Reading passage:

--------

A type synonym is a new name for an already existing type. For example, here are some type synonyms that might be useful in representing some types from linear algebra:

type point  = float * float
type vector = float list
type matrix = float list list

Anywhere that a float*float is expected, you could use point, and vice-versa. The two are completely exchangeable for one another. In the following code, getx doesn't care whether you pass it a value that is annotated as one vs. the other:

let getx : point -> float =
  fun (x,_) -> x

let pt : point = (1.,2.)
let floatpair : float*float = (1.,3.)

let one  = getx pt
let one' = getx floatpair

Type synonyms are useful because they let us give descriptive names to complex types. They are a way of making code more self-documenting.

Variants

Thus far, we have seen variants simply as enumerating a set of constant values, such as:

type day = Sun | Mon | Tue | Wed
         | Thu | Fri | Sat 

type ptype = TNormal | TFire | TWater

type peff = ENormal | ENotVery | Esuper

But variants are far more powerful that this. Our main goal today is to see all the various things that variants can do.

As a running example, here is a variant type that does more than just enumerate values:

type shape =
  | Point  of point
  | Circle of point * float (* center and radius *)
  | Rect   of point * point (* lower-left and 
                               upper-right corners *)

--------

Problem description:
According to the passage on type synonyms and variants, why are type synonyms useful?

Excerpts from a layout annotation set
--------

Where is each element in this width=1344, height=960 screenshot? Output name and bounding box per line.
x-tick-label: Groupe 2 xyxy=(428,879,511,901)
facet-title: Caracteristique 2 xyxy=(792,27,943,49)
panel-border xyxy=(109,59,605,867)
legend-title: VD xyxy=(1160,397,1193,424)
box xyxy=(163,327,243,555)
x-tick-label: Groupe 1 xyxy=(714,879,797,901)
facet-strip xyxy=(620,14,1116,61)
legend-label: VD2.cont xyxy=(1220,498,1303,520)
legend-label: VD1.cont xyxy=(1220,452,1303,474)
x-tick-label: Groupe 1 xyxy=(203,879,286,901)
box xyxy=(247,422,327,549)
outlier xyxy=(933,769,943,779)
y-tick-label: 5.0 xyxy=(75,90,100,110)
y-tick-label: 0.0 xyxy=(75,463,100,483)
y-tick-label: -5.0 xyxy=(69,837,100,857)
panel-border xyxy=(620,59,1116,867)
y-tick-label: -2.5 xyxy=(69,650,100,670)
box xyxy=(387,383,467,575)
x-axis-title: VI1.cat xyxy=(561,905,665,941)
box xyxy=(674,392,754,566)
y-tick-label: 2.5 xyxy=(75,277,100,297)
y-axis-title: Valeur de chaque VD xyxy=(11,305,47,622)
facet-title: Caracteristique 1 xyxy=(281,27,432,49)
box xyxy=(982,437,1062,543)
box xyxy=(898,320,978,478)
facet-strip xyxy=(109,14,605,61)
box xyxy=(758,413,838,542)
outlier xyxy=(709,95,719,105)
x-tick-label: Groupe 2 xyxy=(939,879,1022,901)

--------

Task output:
They let us give descriptive names to complex types, which makes code more self-documenting.